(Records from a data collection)
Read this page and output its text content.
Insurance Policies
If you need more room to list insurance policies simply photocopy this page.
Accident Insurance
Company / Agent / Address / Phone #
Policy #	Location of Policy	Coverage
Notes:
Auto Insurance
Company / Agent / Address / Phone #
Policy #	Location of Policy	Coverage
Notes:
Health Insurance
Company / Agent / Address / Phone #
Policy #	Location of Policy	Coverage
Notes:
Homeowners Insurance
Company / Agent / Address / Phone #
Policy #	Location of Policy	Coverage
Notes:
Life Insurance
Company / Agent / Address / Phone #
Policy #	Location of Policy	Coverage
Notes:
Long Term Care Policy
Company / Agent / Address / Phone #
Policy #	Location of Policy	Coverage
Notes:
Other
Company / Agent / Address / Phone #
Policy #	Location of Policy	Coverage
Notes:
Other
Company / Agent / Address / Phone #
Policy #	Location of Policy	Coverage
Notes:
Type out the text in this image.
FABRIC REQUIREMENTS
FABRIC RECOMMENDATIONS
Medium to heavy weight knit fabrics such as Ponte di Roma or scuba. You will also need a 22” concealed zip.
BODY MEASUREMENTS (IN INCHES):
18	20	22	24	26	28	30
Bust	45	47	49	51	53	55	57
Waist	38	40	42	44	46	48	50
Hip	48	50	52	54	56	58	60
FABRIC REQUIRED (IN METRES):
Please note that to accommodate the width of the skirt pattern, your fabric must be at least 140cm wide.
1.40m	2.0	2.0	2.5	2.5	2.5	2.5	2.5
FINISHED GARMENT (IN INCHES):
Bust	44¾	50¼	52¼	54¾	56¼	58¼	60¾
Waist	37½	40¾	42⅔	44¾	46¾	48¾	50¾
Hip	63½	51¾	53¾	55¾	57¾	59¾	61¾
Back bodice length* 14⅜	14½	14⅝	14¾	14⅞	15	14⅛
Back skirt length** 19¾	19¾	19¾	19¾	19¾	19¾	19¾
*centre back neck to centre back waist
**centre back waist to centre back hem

### Exercise aim
Your task is to print all of the records exactly.

### Exercise output
Read this page and output its text content.
Insurance Policies
If you need more room to list insurance policies simply photocopy this page.
Accident Insurance
Company / Agent / Address / Phone #
Policy #	Location of Policy	Coverage
Notes:
Auto Insurance
Company / Agent / Address / Phone #
Policy #	Location of Policy	Coverage
Notes:
Health Insurance
Company / Agent / Address / Phone #
Policy #	Location of Policy	Coverage
Notes:
Homeowners Insurance
Company / Agent / Address / Phone #
Policy #	Location of Policy	Coverage
Notes:
Life Insurance
Company / Agent / Address / Phone #
Policy #	Location of Policy	Coverage
Notes:
Long Term Care Policy
Company / Agent / Address / Phone #
Policy #	Location of Policy	Coverage
Notes:
Other
Company / Agent / Address / Phone #
Policy #	Location of Policy	Coverage
Notes:
Other
Company / Agent / Address / Phone #
Policy #	Location of Policy	Coverage
Notes:
Type out the text in this image.
FABRIC REQUIREMENTS
FABRIC RECOMMENDATIONS
Medium to heavy weight knit fabrics such as Ponte di Roma or scuba. You will also need a 22” concealed zip.
BODY MEASUREMENTS (IN INCHES):
18	20	22	24	26	28	30
Bust	45	47	49	51	53	55	57
Waist	38	40	42	44	46	48	50
Hip	48	50	52	54	56	58	60
FABRIC REQUIRED (IN METRES):
Please note that to accommodate the width of the skirt pattern, your fabric must be at least 140cm wide.
1.40m	2.0	2.0	2.5	2.5	2.5	2.5	2.5
FINISHED GARMENT (IN INCHES):
Bust	44¾	50¼	52¼	54¾	56¼	58¼	60¾
Waist	37½	40¾	42⅔	44¾	46¾	48¾	50¾
Hip	63½	51¾	53¾	55¾	57¾	59¾	61¾
Back bodice length* 14⅜	14½	14⅝	14¾	14⅞	15	14⅛
Back skirt length** 19¾	19¾	19¾	19¾	19¾	19¾	19¾
*centre back neck to centre back waist
**centre back waist to centre back hem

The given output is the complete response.